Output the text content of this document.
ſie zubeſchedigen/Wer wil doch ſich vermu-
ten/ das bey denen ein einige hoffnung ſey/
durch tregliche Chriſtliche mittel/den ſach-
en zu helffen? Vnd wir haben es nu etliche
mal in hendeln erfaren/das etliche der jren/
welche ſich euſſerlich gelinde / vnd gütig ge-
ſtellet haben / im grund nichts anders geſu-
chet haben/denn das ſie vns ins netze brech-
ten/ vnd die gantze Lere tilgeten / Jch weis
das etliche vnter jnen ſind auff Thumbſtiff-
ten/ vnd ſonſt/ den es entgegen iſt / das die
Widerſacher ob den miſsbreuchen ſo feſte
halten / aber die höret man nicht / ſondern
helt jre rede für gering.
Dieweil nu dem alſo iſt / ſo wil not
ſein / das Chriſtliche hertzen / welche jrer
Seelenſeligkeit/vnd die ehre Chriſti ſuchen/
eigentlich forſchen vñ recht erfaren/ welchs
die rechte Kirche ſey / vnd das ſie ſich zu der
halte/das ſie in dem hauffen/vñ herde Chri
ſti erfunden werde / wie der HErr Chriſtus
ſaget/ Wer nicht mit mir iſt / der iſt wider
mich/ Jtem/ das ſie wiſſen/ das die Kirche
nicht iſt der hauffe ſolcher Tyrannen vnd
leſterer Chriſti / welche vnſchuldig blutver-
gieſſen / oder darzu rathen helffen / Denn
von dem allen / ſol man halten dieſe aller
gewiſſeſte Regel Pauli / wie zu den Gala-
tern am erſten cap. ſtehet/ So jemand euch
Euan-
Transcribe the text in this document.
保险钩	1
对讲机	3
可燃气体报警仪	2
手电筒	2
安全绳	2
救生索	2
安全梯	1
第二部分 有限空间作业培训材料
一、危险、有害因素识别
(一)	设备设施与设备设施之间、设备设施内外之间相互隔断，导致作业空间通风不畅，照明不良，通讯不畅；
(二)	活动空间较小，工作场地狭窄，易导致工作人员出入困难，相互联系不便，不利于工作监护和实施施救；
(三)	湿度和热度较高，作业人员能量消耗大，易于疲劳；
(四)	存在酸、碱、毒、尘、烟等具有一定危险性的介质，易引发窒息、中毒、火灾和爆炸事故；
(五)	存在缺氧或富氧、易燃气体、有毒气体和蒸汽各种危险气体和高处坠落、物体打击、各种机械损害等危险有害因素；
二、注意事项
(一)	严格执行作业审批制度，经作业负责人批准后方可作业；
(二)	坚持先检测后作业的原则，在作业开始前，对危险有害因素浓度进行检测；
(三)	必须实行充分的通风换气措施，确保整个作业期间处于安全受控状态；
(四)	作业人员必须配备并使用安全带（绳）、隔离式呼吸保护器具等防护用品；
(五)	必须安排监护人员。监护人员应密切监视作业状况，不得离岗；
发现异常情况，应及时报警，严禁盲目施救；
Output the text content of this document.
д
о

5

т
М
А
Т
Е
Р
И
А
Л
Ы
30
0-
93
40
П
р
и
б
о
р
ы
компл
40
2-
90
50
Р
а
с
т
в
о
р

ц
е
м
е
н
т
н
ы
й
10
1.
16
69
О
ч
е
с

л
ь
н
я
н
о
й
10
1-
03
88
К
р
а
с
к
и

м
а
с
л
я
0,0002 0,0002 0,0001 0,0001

== == ==

:: Short exercise ::
Reproduce the material in full, with no word added or dropped.

:: The solution ::
Output the text content of this document.
ſie zubeſchedigen/Wer wil doch ſich vermu-
ten/ das bey denen ein einige hoffnung ſey/
durch tregliche Chriſtliche mittel/den ſach-
en zu helffen? Vnd wir haben es nu etliche
mal in hendeln erfaren/das etliche der jren/
welche ſich euſſerlich gelinde / vnd gütig ge-
ſtellet haben / im grund nichts anders geſu-
chet haben/denn das ſie vns ins netze brech-
ten/ vnd die gantze Lere tilgeten / Jch weis
das etliche vnter jnen ſind auff Thumbſtiff-
ten/ vnd ſonſt/ den es entgegen iſt / das die
Widerſacher ob den miſsbreuchen ſo feſte
halten / aber die höret man nicht / ſondern
helt jre rede für gering.
Dieweil nu dem alſo iſt / ſo wil not
ſein / das Chriſtliche hertzen / welche jrer
Seelenſeligkeit/vnd die ehre Chriſti ſuchen/
eigentlich forſchen vñ recht erfaren/ welchs
die rechte Kirche ſey / vnd das ſie ſich zu der
halte/das ſie in dem hauffen/vñ herde Chri
ſti erfunden werde / wie der HErr Chriſtus
ſaget/ Wer nicht mit mir iſt / der iſt wider
mich/ Jtem/ das ſie wiſſen/ das die Kirche
nicht iſt der hauffe ſolcher Tyrannen vnd
leſterer Chriſti / welche vnſchuldig blutver-
gieſſen / oder darzu rathen helffen / Denn
von dem allen / ſol man halten dieſe aller
gewiſſeſte Regel Pauli / wie zu den Gala-
tern am erſten cap. ſtehet/ So jemand euch
Euan-
Transcribe the text in this document.
保险钩	1
对讲机	3
可燃气体报警仪	2
手电筒	2
安全绳	2
救生索	2
安全梯	1
第二部分 有限空间作业培训材料
一、危险、有害因素识别
(一)	设备设施与设备设施之间、设备设施内外之间相互隔断，导致作业空间通风不畅，照明不良，通讯不畅；
(二)	活动空间较小，工作场地狭窄，易导致工作人员出入困难，相互联系不便，不利于工作监护和实施施救；
(三)	湿度和热度较高，作业人员能量消耗大，易于疲劳；
(四)	存在酸、碱、毒、尘、烟等具有一定危险性的介质，易引发窒息、中毒、火灾和爆炸事故；
(五)	存在缺氧或富氧、易燃气体、有毒气体和蒸汽各种危险气体和高处坠落、物体打击、各种机械损害等危险有害因素；
二、注意事项
(一)	严格执行作业审批制度，经作业负责人批准后方可作业；
(二)	坚持先检测后作业的原则，在作业开始前，对危险有害因素浓度进行检测；
(三)	必须实行充分的通风换气措施，确保整个作业期间处于安全受控状态；
(四)	作业人员必须配备并使用安全带（绳）、隔离式呼吸保护器具等防护用品；
(五)	必须安排监护人员。监护人员应密切监视作业状况，不得离岗；
发现异常情况，应及时报警，严禁盲目施救；
Output the text content of this document.
д
о

5

т
М
А
Т
Е
Р
И
А
Л
Ы
30
0-
93
40
П
р
и
б
о
р
ы
компл
40
2-
90
50
Р
а
с
т
в
о
р

ц
е
м
е
н
т
н
ы
й
10
1.
16
69
О
ч
е
с

л
ь
н
я
н
о
й
10
1-
03
88
К
р
а
с
к
и

м
а
с
л
я
0,0002 0,0002 0,0001 0,0001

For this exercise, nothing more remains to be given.